WRITTEN REQUEST
From the entries below, copy every line that holds the word "strong".

DATASET CONTENT
○ ○ ○ ○ ○ ○ ○

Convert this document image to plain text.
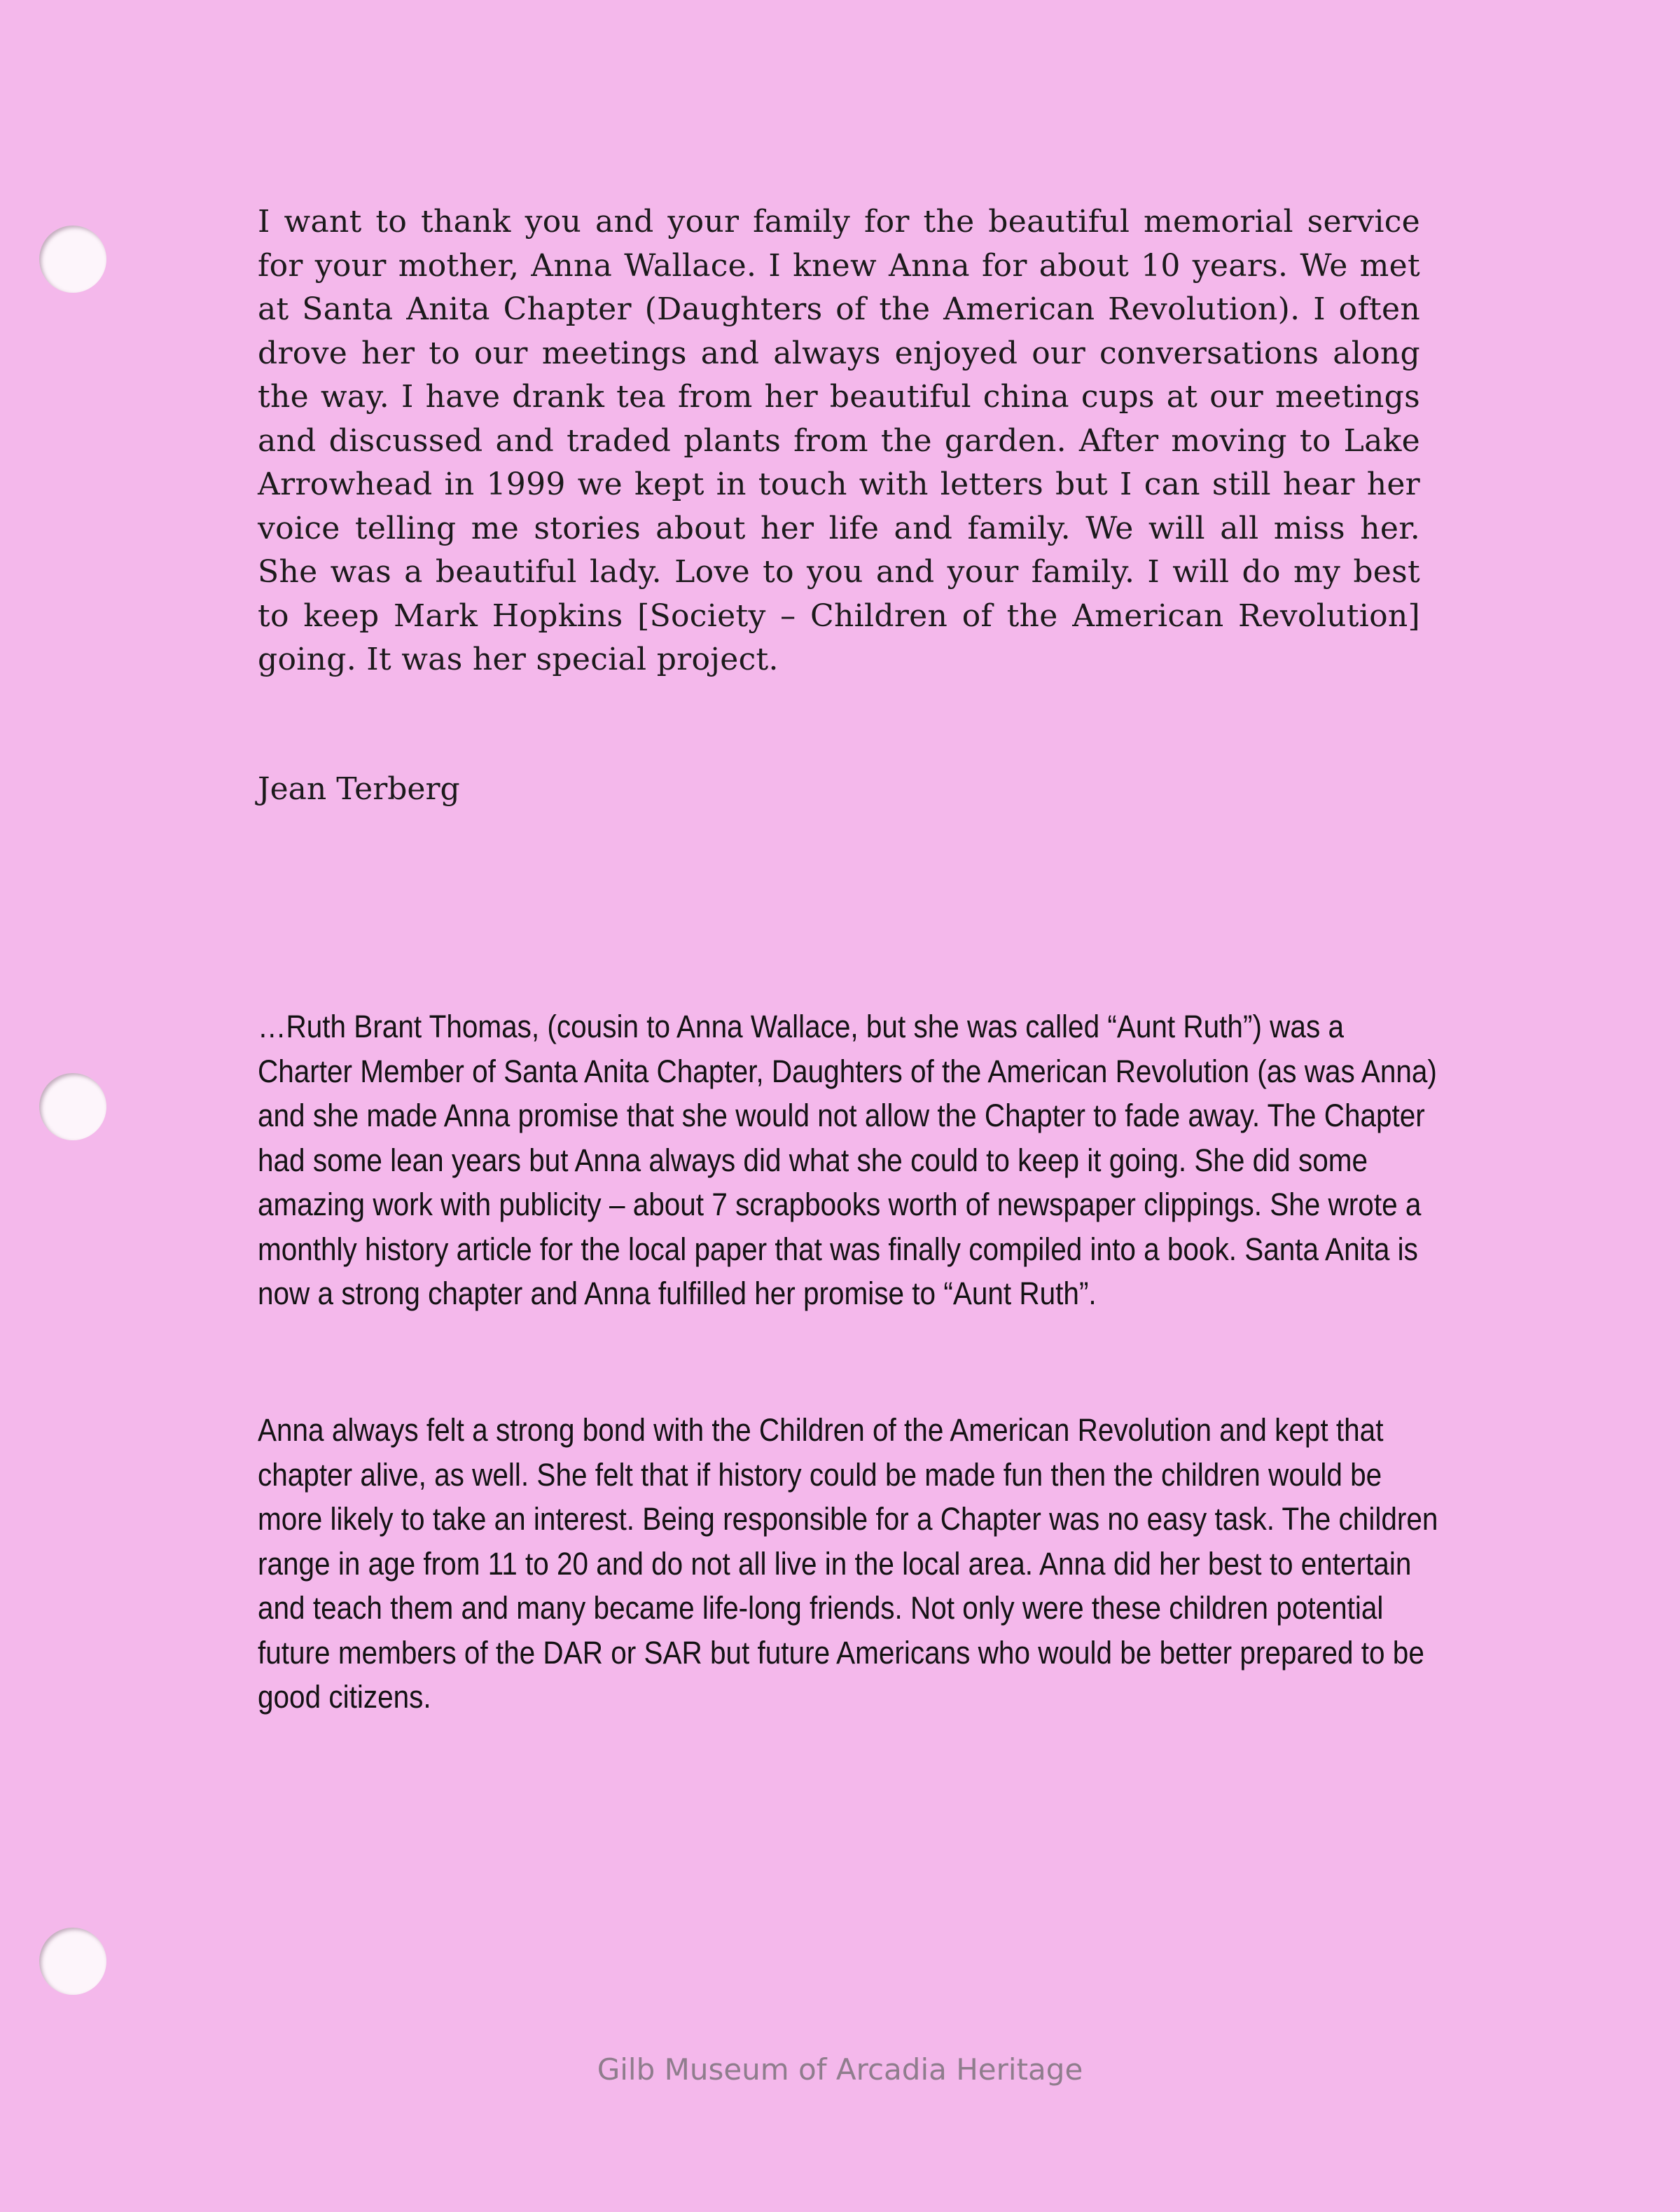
I want to thank you and your family for the beautiful memorial service for your mother, Anna Wallace. I knew Anna for about 10 years. We met at Santa Anita Chapter (Daughters of the American Revolution). I often drove her to our meetings and always enjoyed our conversations along the way. I have drank tea from her beautiful china cups at our meetings and discussed and traded plants from the garden. After moving to Lake Arrowhead in 1999 we kept in touch with letters but I can still hear her voice telling me stories about her life and family. We will all miss her. She was a beautiful lady. Love to you and your family. I will do my best to keep Mark Hopkins [Society – Children of the American Revolution] going. It was her special project.

Jean Terberg

…Ruth Brant Thomas, (cousin to Anna Wallace, but she was called “Aunt Ruth”) was a Charter Member of Santa Anita Chapter, Daughters of the American Revolution (as was Anna) and she made Anna promise that she would not allow the Chapter to fade away. The Chapter had some lean years but Anna always did what she could to keep it going. She did some amazing work with publicity – about 7 scrapbooks worth of newspaper clippings. She wrote a monthly history article for the local paper that was finally compiled into a book. Santa Anita is now a strong chapter and Anna fulfilled her promise to “Aunt Ruth”.

Anna always felt a strong bond with the Children of the American Revolution and kept that chapter alive, as well. She felt that if history could be made fun then the children would be more likely to take an interest. Being responsible for a Chapter was no easy task. The children range in age from 11 to 20 and do not all live in the local area. Anna did her best to entertain and teach them and many became life-long friends. Not only were these children potential future members of the DAR or SAR but future Americans who would be better prepared to be good citizens.

Gilb Museum of Arcadia Heritage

○ ○ ○ ○ ○ ○ ○

WRITTEN RESPONSE
…Ruth Brant Thomas, (cousin to Anna Wallace, but she was called “Aunt Ruth”) was a Charter Member of Santa Anita Chapter, Daughters of the American Revolution (as was Anna) and she made Anna promise that she would not allow the Chapter to fade away. The Chapter had some lean years but Anna always did what she could to keep it going. She did some amazing work with publicity – about 7 scrapbooks worth of newspaper clippings. She wrote a monthly history article for the local paper that was finally compiled into a book. Santa Anita is now a strong chapter and Anna fulfilled her promise to “Aunt Ruth”.
Anna always felt a strong bond with the Children of the American Revolution and kept that chapter alive, as well. She felt that if history could be made fun then the children would be more likely to take an interest. Being responsible for a Chapter was no easy task. The children range in age from 11 to 20 and do not all live in the local area. Anna did her best to entertain and teach them and many became life-long friends. Not only were these children potential future members of the DAR or SAR but future Americans who would be better prepared to be good citizens.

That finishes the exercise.